→ Work to be completed
Gather from the material every line that contains the string "members".

→ Material for the task
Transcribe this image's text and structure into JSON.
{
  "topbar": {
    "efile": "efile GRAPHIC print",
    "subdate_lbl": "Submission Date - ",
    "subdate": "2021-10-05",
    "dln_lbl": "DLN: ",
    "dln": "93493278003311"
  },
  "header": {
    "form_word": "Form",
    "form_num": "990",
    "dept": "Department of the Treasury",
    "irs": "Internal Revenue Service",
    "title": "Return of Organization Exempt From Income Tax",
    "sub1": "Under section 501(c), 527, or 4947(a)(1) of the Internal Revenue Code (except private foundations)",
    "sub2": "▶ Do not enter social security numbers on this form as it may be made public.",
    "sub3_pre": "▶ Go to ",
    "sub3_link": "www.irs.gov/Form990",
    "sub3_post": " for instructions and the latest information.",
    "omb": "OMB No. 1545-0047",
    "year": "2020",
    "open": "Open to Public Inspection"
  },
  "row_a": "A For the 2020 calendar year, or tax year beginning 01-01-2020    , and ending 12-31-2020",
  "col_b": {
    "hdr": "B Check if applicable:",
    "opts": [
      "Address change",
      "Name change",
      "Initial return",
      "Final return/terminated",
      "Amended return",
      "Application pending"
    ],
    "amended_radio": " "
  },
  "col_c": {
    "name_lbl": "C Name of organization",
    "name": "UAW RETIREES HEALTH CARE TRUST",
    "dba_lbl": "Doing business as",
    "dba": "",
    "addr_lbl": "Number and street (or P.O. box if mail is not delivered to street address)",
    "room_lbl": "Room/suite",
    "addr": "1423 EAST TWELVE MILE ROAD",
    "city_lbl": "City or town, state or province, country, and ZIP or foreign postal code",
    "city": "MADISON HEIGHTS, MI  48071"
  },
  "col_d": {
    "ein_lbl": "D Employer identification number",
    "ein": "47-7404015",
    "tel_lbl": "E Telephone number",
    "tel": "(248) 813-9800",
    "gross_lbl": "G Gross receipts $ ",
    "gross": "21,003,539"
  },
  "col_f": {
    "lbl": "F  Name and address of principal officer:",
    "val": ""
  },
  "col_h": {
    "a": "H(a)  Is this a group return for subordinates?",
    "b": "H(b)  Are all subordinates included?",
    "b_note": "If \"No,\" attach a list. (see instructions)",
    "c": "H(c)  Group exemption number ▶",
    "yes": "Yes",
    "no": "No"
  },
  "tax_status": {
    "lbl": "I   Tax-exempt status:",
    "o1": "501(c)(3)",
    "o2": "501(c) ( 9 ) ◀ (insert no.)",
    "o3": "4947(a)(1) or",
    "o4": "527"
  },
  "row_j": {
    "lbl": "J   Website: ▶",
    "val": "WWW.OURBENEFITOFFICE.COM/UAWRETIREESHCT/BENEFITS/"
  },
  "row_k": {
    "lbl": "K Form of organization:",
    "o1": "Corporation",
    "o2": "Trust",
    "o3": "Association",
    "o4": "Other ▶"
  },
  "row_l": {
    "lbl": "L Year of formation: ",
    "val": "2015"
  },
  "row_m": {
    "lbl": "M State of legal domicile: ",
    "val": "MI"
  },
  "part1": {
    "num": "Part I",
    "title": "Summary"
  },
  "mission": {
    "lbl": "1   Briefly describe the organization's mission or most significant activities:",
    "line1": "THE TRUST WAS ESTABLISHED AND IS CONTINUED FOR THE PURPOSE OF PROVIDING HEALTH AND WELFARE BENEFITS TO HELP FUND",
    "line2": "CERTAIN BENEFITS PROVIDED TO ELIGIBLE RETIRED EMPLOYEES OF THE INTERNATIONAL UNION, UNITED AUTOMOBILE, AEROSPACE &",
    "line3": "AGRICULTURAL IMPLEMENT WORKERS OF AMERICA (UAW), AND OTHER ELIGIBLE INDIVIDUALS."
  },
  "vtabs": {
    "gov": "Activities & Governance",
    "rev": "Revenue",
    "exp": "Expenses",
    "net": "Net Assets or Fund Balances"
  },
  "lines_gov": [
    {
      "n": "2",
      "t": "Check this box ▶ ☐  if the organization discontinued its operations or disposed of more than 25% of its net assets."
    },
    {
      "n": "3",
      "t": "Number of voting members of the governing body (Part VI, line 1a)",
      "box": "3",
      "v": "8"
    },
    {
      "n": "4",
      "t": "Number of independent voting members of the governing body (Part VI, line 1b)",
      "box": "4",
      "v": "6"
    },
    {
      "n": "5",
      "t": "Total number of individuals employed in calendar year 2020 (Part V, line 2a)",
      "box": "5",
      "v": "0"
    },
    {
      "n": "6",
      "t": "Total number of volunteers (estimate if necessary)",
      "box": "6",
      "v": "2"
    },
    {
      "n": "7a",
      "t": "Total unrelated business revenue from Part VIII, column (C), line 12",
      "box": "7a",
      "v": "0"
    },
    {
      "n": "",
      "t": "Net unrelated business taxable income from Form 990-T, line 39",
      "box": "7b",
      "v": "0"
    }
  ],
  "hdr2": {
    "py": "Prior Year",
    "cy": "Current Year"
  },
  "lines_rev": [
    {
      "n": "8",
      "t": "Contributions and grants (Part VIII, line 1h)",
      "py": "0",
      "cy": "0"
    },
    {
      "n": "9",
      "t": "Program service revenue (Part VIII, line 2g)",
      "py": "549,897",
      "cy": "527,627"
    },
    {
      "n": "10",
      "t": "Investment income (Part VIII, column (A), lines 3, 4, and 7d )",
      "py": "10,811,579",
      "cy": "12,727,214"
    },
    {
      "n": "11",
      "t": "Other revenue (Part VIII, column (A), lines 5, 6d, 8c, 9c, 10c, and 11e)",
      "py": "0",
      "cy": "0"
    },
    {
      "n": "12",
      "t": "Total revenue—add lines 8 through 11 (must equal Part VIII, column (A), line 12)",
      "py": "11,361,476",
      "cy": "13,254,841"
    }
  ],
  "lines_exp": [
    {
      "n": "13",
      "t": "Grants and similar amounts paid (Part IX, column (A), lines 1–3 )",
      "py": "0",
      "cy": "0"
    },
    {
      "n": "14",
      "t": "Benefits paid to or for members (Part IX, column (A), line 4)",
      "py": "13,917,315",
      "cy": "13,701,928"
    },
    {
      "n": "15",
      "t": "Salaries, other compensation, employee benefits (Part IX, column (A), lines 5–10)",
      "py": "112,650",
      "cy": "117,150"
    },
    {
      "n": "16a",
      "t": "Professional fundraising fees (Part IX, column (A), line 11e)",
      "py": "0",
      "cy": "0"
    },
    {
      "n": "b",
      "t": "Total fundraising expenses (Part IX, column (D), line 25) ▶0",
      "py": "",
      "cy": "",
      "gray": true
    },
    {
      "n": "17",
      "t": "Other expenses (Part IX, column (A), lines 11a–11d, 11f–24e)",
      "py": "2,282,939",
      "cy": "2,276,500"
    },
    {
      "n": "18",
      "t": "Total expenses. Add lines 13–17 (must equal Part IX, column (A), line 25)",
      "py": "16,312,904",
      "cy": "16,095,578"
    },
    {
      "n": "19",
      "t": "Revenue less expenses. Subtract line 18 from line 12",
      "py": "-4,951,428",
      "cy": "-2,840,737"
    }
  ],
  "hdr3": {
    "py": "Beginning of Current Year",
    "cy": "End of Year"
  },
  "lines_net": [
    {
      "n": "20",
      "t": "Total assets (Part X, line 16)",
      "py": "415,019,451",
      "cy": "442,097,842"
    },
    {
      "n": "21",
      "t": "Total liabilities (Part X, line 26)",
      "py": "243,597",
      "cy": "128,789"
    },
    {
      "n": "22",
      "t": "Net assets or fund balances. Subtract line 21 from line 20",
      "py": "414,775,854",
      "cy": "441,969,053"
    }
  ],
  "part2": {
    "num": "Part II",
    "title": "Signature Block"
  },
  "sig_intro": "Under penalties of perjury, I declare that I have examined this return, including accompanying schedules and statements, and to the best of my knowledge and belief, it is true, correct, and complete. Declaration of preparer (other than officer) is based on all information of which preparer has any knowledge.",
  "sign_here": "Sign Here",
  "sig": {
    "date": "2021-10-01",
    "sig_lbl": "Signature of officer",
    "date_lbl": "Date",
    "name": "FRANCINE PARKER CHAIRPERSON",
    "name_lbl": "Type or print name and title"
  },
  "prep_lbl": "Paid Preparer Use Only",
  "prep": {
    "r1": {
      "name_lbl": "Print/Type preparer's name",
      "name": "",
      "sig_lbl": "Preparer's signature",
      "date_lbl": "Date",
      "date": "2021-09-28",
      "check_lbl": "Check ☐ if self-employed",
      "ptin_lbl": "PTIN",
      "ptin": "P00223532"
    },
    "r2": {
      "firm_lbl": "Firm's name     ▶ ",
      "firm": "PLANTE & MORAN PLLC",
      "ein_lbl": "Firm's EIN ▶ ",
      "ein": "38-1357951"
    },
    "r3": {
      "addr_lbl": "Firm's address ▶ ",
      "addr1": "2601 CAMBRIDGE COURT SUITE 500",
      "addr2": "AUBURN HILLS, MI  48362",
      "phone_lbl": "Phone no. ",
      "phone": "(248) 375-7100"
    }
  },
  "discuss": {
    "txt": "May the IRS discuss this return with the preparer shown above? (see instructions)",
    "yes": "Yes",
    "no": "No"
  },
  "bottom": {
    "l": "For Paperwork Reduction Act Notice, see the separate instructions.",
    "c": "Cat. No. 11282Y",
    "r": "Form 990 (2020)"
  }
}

→ Solution
      "t": "Number of voting members of the governing body (Part VI, line 1a)",
      "t": "Number of independent voting members of the governing body (Part VI, line 1b)",
      "t": "Benefits paid to or for members (Part IX, column (A), line 4)",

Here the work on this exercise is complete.